### Supplied passage

Graph drawing is an area of mathematics and computer science combining methods from geometric graph theory and information visualization to derive two-dimensional (or, sometimes, three-dimensional) depictions of graphs arising from applications such as social network analysis, cartography, linguistics, and bioinformatics.

A drawing of a graph or network diagram is a pictorial representation of the vertices and edges of a graph. This drawing should not be confused with the graph itself: very different layouts can correspond to the same graph. In the abstract, all that matters is which pairs of vertices are connected by edges. In the concrete, however, the arrangement of these vertices and edges within a drawing affects its understandability, usability, fabrication cost, and aesthetics. The problem gets worse if the graph changes over time by adding and deleting edges (dynamic graph drawing) and the goal is to preserve the user's mental map.

==Graphical conventions==

Directed graph with arrowheads showing edge directions

Graphs are frequently drawn as node–link diagrams in which the vertices are represented as disks, boxes, or textual labels and the edges are represented as line segments, polylines, or curves in the Euclidean plane. Node–link diagrams can be traced back to the 14th-16th century works of Pseudo-Lull which were published under the name of Ramon Llull, a 13th century polymath. Pseudo-Lull drew diagrams of this type for complete graphs in order to analyze all pairwise combinations among sets of metaphysical concepts.

######
### Supplied material

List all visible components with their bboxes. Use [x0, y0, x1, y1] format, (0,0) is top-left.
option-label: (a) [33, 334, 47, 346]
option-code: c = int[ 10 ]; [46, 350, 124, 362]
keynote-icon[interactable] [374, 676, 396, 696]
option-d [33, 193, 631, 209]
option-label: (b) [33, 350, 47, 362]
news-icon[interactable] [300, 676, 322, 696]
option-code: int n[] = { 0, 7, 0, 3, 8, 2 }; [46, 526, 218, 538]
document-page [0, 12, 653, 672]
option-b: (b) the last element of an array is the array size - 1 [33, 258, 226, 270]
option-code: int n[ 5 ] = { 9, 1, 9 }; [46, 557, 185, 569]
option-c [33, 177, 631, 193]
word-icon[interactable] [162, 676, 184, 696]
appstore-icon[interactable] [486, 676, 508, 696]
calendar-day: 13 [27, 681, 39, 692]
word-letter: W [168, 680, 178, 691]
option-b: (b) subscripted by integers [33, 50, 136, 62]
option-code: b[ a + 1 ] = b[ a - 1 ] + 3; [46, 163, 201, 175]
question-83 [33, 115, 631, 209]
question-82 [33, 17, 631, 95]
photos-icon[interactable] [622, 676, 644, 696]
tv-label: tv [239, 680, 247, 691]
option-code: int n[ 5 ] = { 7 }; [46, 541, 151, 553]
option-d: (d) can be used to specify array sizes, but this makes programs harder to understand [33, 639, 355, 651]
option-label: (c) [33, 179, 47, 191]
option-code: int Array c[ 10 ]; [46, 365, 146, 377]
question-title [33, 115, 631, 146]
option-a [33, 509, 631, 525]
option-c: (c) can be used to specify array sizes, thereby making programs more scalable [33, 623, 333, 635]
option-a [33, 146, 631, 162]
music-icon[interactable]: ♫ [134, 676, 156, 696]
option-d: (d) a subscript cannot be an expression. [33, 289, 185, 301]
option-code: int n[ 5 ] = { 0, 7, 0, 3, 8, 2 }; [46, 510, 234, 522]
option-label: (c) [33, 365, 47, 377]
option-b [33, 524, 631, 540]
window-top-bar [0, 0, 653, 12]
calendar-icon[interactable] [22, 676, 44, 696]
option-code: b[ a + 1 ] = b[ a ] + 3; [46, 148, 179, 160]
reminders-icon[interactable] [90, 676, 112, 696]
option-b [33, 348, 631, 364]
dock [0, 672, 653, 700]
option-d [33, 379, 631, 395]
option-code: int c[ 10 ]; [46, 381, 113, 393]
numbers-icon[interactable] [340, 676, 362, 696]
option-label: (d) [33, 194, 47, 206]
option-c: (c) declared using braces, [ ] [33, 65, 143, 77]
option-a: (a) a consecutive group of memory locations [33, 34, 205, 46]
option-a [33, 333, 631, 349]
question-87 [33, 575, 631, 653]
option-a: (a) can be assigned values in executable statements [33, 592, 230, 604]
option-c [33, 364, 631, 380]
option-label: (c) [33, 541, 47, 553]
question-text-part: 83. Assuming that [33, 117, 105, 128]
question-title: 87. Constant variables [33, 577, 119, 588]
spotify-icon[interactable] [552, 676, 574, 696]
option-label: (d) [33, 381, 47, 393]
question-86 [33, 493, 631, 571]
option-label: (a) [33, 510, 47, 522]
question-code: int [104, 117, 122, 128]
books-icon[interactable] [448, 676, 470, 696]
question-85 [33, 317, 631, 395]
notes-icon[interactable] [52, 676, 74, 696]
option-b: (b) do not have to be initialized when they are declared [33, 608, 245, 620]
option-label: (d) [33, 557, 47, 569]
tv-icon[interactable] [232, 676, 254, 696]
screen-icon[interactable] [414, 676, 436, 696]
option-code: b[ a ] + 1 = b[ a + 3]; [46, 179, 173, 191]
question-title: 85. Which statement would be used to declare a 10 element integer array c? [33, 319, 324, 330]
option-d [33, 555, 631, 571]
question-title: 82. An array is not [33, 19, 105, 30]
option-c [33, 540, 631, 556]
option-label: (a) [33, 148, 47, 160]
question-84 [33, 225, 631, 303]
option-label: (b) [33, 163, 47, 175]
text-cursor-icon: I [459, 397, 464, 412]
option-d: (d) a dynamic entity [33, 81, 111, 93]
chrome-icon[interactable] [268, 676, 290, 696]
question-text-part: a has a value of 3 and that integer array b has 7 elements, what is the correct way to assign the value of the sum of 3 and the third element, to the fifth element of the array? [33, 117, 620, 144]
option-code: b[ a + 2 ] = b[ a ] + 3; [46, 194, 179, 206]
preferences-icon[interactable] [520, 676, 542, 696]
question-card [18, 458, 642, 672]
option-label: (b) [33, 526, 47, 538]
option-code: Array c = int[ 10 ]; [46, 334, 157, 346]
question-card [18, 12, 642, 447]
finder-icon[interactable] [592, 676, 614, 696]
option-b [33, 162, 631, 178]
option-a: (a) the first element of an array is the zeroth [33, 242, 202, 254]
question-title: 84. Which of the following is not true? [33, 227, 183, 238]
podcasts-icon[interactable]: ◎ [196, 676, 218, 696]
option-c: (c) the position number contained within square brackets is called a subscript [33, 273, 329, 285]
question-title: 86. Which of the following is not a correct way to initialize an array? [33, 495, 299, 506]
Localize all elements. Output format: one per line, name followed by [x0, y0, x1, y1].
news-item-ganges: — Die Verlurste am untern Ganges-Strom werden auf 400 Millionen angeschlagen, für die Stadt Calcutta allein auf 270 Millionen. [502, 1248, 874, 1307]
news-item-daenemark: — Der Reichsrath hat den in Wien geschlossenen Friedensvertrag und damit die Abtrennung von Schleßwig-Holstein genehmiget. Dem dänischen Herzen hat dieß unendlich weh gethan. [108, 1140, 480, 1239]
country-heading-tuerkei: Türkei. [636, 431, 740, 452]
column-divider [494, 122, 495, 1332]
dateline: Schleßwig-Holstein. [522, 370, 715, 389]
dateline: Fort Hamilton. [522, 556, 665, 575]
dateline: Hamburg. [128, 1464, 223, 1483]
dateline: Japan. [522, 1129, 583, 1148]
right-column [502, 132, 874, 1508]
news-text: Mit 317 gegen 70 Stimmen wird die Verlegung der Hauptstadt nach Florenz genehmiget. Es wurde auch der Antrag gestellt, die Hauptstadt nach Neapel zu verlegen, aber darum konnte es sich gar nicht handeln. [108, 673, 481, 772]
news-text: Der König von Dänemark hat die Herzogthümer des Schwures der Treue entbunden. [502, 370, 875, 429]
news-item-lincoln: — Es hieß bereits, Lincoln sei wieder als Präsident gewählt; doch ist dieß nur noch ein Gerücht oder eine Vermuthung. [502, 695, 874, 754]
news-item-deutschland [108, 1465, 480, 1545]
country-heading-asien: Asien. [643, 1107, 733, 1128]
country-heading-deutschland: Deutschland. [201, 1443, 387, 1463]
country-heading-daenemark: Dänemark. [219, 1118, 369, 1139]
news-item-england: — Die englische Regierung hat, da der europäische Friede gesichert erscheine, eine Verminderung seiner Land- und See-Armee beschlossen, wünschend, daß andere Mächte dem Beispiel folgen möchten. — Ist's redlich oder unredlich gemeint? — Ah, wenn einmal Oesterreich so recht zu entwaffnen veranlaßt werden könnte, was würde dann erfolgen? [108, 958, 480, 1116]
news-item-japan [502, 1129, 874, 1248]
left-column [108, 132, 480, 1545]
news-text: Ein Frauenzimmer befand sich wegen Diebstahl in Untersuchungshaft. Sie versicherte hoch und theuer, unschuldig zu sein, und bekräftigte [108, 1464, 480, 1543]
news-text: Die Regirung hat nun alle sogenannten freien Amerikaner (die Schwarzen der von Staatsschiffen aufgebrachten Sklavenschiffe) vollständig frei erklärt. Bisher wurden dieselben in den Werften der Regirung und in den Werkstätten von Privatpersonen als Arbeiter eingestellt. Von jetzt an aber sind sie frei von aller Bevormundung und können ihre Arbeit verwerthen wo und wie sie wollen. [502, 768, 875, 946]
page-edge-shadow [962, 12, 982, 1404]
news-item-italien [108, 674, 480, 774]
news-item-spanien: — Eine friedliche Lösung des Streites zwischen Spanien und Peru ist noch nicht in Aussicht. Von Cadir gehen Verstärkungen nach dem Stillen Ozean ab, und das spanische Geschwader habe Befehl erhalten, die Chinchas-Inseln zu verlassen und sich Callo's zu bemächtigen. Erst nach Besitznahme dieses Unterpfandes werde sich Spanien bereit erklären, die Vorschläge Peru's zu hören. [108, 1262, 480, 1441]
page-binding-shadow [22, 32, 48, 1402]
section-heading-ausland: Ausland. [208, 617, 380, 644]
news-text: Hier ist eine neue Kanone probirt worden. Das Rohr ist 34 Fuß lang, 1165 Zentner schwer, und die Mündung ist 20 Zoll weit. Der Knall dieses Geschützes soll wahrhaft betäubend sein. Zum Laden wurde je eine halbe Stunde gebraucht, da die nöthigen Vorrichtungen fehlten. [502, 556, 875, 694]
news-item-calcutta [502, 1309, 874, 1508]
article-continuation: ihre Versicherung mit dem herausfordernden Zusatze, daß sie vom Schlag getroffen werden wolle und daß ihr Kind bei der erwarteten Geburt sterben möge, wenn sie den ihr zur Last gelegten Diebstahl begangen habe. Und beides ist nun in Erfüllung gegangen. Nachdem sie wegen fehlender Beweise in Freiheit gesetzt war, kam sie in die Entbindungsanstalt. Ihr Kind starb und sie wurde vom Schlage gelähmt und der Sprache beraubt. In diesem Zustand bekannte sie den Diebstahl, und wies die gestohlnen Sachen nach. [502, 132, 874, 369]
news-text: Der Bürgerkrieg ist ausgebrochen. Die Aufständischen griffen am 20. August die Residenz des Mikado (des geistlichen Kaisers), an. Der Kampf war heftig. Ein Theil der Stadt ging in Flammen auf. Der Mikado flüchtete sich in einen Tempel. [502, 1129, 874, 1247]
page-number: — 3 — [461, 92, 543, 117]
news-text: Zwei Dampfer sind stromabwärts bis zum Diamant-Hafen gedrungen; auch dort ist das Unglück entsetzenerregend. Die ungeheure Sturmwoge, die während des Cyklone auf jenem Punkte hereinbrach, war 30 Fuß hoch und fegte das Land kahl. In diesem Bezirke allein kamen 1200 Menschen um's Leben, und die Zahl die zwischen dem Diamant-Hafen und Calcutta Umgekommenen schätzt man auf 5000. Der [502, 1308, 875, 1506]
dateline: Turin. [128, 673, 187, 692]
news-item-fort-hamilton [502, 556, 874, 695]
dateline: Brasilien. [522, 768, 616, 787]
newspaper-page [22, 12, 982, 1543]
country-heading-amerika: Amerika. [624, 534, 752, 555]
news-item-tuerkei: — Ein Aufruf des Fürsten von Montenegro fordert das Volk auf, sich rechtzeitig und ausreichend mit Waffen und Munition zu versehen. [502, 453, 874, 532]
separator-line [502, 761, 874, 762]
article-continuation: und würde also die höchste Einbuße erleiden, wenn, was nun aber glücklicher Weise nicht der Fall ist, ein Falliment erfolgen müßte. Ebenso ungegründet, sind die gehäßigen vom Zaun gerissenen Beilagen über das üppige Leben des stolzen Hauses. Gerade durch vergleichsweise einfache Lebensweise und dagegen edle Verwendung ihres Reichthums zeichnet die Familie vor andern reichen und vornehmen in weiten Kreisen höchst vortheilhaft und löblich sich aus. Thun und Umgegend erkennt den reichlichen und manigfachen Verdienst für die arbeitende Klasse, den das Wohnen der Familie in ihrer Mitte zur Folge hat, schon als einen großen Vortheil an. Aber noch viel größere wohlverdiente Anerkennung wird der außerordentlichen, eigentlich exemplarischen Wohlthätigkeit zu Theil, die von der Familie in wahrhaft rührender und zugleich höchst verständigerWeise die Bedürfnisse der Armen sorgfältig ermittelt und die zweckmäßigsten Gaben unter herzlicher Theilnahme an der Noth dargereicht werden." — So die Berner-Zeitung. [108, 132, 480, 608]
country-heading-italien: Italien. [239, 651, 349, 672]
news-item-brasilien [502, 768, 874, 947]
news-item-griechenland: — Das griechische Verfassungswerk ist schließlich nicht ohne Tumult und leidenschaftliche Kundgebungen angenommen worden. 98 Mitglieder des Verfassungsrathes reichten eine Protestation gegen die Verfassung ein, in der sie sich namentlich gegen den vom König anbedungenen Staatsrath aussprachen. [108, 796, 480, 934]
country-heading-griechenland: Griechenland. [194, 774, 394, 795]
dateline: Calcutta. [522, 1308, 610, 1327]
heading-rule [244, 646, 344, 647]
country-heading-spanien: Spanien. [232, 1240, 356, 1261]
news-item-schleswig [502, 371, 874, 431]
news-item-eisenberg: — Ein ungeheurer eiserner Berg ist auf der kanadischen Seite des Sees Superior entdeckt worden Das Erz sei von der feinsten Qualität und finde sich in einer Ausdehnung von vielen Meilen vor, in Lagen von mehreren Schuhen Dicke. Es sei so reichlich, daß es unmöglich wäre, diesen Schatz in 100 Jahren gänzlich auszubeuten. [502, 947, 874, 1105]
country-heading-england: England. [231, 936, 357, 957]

######

* _What the exercise asks_:
According to the graph drawing passage, under whose name were the works of Pseudo-Lull published? The records have nothing to do with what is asked here.

* _Exercise answer_:
Ramon Llull, a 13th century polymath.